### [WHAT IS BEING ASKED]
Report every line in the data below that contains the string "axis", matching case exactly.

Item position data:
..............................
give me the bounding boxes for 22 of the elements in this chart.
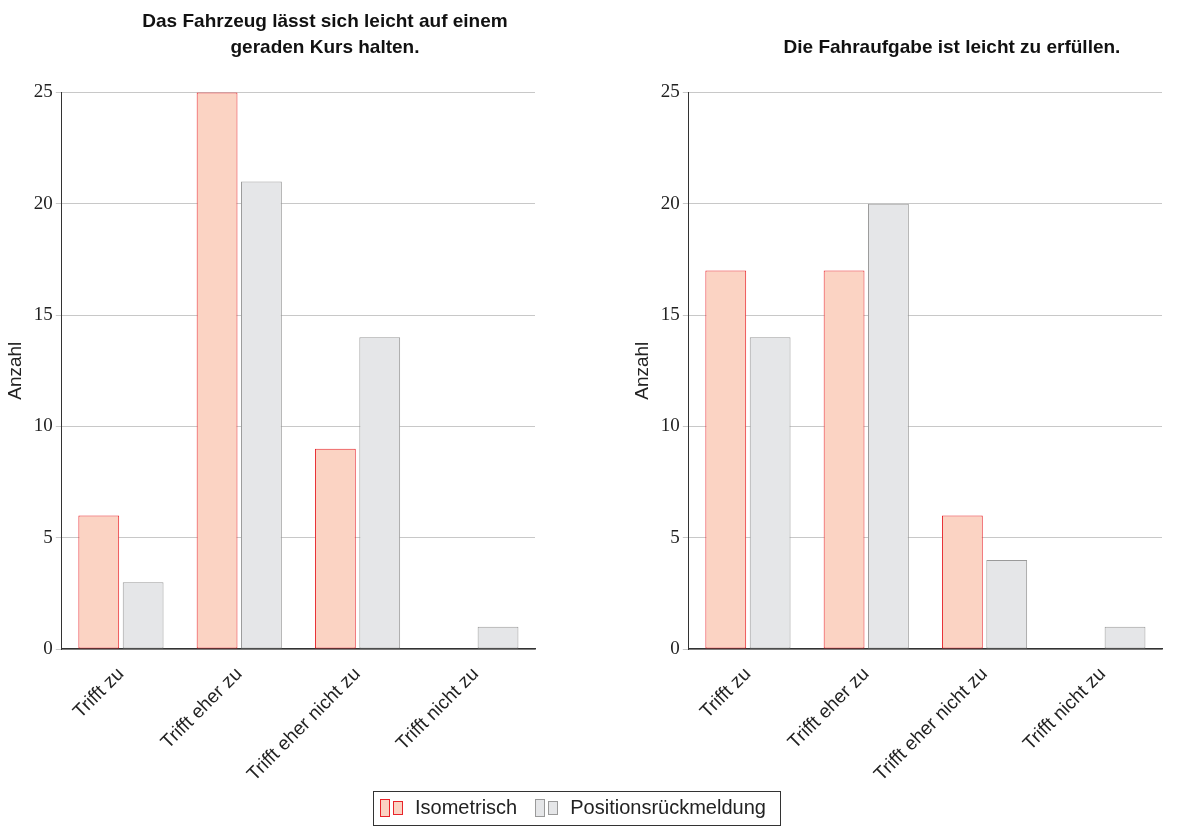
y-tick-label: 20 (33, 191, 53, 213)
chart-title: Das Fahrzeug lässt sich leicht auf einem geraden Kurs halten. (141, 9, 509, 59)
y-tick-label: 0 (43, 637, 53, 659)
x-tick-label: Trifft eher zu (156, 662, 246, 753)
y-tick-label: 15 (33, 303, 53, 325)
y-tick-label: 15 (660, 303, 680, 325)
x-tick-label: Trifft zu (68, 662, 128, 722)
y-tick-label: 10 (33, 414, 53, 436)
x-tick-label: Trifft eher zu (783, 662, 873, 753)
chart-title: Die Fahraufgabe ist leicht zu erfüllen. (782, 35, 1122, 59)
x-tick-label: Trifft zu (695, 662, 755, 722)
legend-label: Isometrisch (415, 796, 518, 819)
y-tick-label: 25 (660, 80, 680, 102)
y-axis-title: Anzahl (3, 341, 25, 400)
y-tick-label: 0 (670, 637, 680, 659)
y-tick-label: 10 (660, 414, 680, 436)
y-axis-title: Anzahl (630, 341, 652, 400)
y-tick-label: 25 (33, 80, 53, 102)
y-tick-label: 5 (43, 525, 53, 547)
y-tick-label: 5 (670, 525, 680, 547)
y-tick-label: 20 (660, 191, 680, 213)
legend-label: Positionsrückmeldung (570, 796, 766, 819)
..............................
### [ANSWER]
y-axis-title: Anzahl (3, 341, 25, 400)
y-axis-title: Anzahl (630, 341, 652, 400)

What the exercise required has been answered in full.